■ Page excerpt
━━━━━━━━━━━━━━━━━━━━

A New Protocol For Faster Web Services?
Roland Piquepaille writes "Jonghun Park is an Assistant Professor of Information Sciences and Technology at Pennsylvania State University. He says that a new protocol can improve Web services. Sandeep Junnarkar broke the story. "Jonghun Park proposed a method for sharing information between systems linked on the Internet promises to speed collaborative applications by up to 10 times the current rates. The protocol is based on an algorithm that lets it use parallel instead of serial methods to process requests. Such a method boosts the efficiency of how resources are shared over the Internet. The new protocol is called Order-based Deadlock Prevention Protocol with Parallel Requests." Check this column for some excerpts or read the CNET News.com article for more details. More information about Jonghun Park's works can be found at his homepage."
... send it to me in parallel all you want, dude. My crappy 14.4k modem is still gonna gimme a crappy 14.4k.
Wasn't this reportedly the theory behind the Irish Young Scientists Xwebs project?
Wasn't that what ISDN was meant to do?
-Mark
Great INVENTION there Jonghun. Too bad it's already been done.
I could find nothing about it on that dude's homepage, and the article is terse to say the least. Where's some actual information about this?
Daniel
Carpe Diem
Putting the entire story in the slashdot posting is an interesting solution to the slashdot effect. Of course the content is a little more bland....
I'd prefer if the article we picked had some actual information about the protocol... off to google....
I wonder if this is the idea behind the "revolutionary" yet proprietary SymDesk protocols?
Sigs are out of style, so I'm not going to use one...oh wait..
It might lessen the effects of /.ing
So what he's saying is that secure and reliable systems are slowing down the web??
Ever seen an ISS server, dude? Not secure and not reliable! Oh yeah... that's why Internet Explorer/ISS combos as so fast. So I guess he's right after all... sorry for the misunderstanding.
"The new protocol is called Order-based Deadlock Prevention Protocol with Parallel Requests"
He should've spent more time on the name, no one will call it by it's full name, and think of the acronyms:
ODPPPR
OBDPPPR
OBDPPWPR
It's bad for the system when no one can talk about it.
GL
won't that make things more unsafe/unstable too?
because http is plain simple, it is easy to determine where resides what functionality.
if systems become more connected and integrated into each other, won't that make it much harder to determine what is going on on your system?
i can imagine that msft will have a go at running parts on your system on their registration servers. this seems to me like another step towards DRM.
i understand that this is just a protocol, but if people will start interconnecting systems, there will be (security issues)++
Int
Jonghun Park is an Assistant Professor of Information Sciences and Technology at Pennsylvania State University. He says that a new protocol can improve Web services. Sandeep Junnarkar broke the story. "Jonghun Park proposed a method for sharing information between systems linked on the Internet promises to speed collaborative applications by up to 10 times the current rates. The protocol is based on an algorithm that lets it use parallel instead of serial methods to process requests. Such a method boosts the efficiency of how resources are shared over the Internet. The new protocol is called Order-based Deadlock Prevention Protocol with Parallel Requests."
First, there is this whole climate fuelled by RIAA/MPAA that makes the very mention of collaborative applications something criminal.

━━━━━━━━━━━━━━━━━━━━

■ Work instructions
#1 According to the discussion of the web services protocol, by how much does Jonghun Park's method promise to speed collaborative applications?
#2 Write a continuation of the discussion of the web services protocol, starting after its last comment.
The entries have no connection to the discussion of the web services protocol.

━━━━━━━━━━━━━━━━━━━━

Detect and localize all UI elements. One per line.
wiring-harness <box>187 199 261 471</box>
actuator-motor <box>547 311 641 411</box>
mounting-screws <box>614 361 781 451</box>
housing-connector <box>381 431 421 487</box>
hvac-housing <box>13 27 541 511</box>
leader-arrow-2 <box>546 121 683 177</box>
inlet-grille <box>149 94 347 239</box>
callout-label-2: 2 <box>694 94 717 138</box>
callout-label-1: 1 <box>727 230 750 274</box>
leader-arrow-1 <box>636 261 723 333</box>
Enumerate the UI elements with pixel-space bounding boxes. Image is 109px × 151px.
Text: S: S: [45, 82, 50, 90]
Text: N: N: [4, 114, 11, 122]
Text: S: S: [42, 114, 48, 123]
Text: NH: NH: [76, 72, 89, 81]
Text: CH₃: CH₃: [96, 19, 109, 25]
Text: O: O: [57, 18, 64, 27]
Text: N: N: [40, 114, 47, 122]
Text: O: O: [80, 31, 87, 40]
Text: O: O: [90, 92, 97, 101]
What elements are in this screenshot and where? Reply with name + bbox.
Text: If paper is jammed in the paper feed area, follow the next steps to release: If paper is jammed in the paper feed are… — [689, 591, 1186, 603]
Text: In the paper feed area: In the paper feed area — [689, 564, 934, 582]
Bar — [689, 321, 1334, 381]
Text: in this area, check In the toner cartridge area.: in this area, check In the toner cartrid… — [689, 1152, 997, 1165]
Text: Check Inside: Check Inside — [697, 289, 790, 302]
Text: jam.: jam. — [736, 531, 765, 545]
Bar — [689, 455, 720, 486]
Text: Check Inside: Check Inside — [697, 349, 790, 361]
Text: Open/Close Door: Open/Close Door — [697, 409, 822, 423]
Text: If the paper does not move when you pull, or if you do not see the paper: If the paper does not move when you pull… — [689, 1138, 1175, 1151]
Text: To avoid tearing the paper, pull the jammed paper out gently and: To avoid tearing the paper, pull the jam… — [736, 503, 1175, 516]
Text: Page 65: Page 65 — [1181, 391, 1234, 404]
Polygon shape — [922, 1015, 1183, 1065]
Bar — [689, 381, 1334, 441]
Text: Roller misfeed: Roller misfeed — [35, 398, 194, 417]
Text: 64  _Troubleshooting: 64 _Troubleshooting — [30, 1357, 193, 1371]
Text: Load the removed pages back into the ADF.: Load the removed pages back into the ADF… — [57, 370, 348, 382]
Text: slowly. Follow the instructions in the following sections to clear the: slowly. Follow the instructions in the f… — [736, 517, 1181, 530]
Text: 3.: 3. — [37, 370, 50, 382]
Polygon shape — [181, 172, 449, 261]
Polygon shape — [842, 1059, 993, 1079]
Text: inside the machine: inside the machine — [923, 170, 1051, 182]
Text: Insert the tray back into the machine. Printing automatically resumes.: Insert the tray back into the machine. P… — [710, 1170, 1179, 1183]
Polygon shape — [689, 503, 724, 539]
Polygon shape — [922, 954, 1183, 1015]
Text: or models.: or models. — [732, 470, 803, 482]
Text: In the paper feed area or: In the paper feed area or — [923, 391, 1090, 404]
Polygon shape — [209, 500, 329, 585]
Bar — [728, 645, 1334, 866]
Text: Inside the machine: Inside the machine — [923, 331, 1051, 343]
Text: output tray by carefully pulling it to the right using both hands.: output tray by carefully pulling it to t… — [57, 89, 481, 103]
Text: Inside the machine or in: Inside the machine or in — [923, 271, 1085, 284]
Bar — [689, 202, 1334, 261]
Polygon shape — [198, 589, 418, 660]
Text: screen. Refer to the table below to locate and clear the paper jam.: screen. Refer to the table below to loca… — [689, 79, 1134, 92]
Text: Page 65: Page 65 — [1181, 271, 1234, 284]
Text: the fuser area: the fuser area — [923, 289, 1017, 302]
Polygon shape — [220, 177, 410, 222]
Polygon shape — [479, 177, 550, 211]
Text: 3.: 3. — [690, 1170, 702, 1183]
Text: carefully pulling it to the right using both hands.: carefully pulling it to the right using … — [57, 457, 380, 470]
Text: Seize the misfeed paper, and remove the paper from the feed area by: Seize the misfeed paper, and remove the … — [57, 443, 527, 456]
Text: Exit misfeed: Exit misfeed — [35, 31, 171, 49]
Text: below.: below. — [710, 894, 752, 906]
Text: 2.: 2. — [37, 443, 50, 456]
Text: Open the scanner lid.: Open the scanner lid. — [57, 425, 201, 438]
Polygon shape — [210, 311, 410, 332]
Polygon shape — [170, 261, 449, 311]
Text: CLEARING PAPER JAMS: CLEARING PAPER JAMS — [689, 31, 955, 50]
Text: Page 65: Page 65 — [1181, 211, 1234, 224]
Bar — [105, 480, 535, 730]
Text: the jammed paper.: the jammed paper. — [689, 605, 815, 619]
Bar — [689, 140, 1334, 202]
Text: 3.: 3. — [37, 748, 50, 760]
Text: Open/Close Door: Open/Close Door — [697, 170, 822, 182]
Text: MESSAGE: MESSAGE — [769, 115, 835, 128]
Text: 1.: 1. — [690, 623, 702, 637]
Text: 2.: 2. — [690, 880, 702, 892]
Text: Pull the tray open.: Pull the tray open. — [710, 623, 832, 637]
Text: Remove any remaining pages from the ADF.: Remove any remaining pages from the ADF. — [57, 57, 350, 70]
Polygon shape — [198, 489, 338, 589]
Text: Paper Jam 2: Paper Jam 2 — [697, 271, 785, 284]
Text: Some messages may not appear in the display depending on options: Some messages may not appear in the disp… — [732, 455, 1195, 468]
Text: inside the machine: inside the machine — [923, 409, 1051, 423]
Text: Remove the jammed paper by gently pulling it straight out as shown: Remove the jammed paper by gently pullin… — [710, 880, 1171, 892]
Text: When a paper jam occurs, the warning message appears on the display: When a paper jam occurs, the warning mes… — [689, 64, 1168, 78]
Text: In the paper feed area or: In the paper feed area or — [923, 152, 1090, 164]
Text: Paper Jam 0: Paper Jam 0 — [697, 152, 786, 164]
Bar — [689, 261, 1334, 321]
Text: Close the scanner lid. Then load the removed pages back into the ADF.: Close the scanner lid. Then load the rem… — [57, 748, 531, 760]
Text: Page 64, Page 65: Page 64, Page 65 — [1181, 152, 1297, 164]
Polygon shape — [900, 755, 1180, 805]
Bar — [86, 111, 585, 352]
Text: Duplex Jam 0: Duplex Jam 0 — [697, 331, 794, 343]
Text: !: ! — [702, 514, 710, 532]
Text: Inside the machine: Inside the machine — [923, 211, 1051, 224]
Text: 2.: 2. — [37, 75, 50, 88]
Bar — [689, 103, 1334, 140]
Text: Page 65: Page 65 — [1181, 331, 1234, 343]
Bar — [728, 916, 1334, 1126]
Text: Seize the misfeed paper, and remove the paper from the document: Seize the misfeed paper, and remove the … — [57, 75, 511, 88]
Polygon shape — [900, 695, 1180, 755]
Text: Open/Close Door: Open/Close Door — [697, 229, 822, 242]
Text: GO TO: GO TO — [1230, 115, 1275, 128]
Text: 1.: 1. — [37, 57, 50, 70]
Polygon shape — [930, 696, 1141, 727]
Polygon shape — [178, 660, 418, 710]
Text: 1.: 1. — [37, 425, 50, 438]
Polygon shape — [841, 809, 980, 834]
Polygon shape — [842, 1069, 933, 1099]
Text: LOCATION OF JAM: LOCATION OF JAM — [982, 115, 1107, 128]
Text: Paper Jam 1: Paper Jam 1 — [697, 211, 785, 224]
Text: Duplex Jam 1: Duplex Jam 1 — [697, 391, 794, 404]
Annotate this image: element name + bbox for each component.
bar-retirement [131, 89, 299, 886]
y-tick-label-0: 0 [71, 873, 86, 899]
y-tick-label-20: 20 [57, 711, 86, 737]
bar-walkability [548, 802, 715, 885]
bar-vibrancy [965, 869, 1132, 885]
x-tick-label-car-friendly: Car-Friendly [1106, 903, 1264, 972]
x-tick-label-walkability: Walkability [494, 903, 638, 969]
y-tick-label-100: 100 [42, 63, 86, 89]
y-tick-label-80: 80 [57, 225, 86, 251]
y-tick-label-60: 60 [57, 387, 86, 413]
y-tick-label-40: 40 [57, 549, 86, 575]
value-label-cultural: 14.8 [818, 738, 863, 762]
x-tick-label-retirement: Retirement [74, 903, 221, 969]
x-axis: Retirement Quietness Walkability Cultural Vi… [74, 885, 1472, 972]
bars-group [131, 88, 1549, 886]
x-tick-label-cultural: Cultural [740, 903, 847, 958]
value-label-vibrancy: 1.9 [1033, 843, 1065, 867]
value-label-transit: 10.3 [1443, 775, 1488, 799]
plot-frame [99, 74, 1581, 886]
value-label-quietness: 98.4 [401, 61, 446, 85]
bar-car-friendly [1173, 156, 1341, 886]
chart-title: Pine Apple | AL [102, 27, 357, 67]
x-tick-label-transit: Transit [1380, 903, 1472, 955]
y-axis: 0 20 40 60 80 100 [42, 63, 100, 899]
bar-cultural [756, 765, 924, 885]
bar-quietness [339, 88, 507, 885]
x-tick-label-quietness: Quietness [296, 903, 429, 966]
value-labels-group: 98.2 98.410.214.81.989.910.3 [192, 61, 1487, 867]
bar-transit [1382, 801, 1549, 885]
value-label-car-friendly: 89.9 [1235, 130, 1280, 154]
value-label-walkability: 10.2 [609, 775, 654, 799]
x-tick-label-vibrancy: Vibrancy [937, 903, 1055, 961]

━━━━━━━━━━━━━━━━━━━━

■ Answers provided
#1 By up to 10 times the current rates.

#2
Secondly, if there is to be a non p2p media sharing usage for this protocol, it has to get industry support. Read M$.
This looks like a solution looking to solve a problem that doesn't exist. Where have we seen this before?
any innovation (though i'm not sure this is) can be used for good and evil. besides, if a worm's going to max out your bandwidth they can do it without this awkwardly named protocol.
Anybody who's done real database engineering knows the two points necessary to prevent deadlocks: (of course, most designers/programmers don't do this...)
1. Every process locks resources in the same order.
2. No process ever escalates a lock.
Enforce these two adages ruthlessly and you'll never get a deadlock.
So all this guy is saying is "Engineer your distrubuted databases properly." Woot.
only 10x because at 11x it would crash.
and now our web browsers will be 6x faster (but not 7x....) yay!
will it really improve porn download?
does this have anything to do with the science fair guy who made a web browser that upped your speed by 6x? (at 7x it would crash, of course)
That's called pipelining, right? We already have this in various protocol, including HTTP which is used quite frequently for various web services (think SOAP)
ATM networks have a high speed channel and low speed channel (I believe). We are implementing a new protocal in our systems at work. Basically data that needs to be blocked is sent on one channel and realtime data that cannot be blocked is on the other. The channel can be easily told apart by indicating it in th header of the message. Note this is different than have more than one port.
Yes but every time I try to see it your way, I get a headache.
And you'll notice the technology is for "Web services" not as in web pages, as in colaberative data bases or applications over the internet. Its not meant as a web server. And this protocol does have some advantages, as in the prevention methods of deadlock (read the article)
Jesus saves, everyone else takes full damage from the fireball.
You down wit ODPPP?
Yeah you know me...
This article is useless. This quote is the only information that is remotely informative in the entire article.
And to get to my point, the management of resource access is hardly the job of the protocol. It is the job of the underlying web Service implementation to deal with these issues. Why should the protocol even have knowledge of the the resource state?
Order-based Deadlock Prevention Protocol
Or in short OD2P, wich can be read as Ode To P, where P can be Park, as in Jonghun Park.
And obviously he "will seek to commercialize". seems like is not veru bright... Why would the world change from a working protocol to another? Just to make the said Park rich? Oh, right...
This is cool and schmool, but where exactly are the collaborating applications that need to share and lock resources across Internet? Locking is useful only in preventing concurrent access to a critical nondivisible resource. Of course, web browsers share servers, but they don't need to lock them (well, sometimes they "lock" them, but this is only a side effect known as "slashdotting"). P2P apps? I don't think they need to lock anything in order to share files.
A-ha! Web services! Ok, what web services? Have you ever used a distributed web service application that needed to lock resources? I thought so.
I am not saying that this protocol is bogus, but it will probably be useful for apps that don't exist yet, at least on the Internet.
There appears to be a common misconception that the subject being discussed here is simple web hosting.
This is not the case.
Web _services_ are a set of programmatically-accessible services implemented on top of HTTP, using a protocol like XML-RPC or SOAP. These web services are being used in current Grid Computing prototypes, hence the references to "collaborative applications".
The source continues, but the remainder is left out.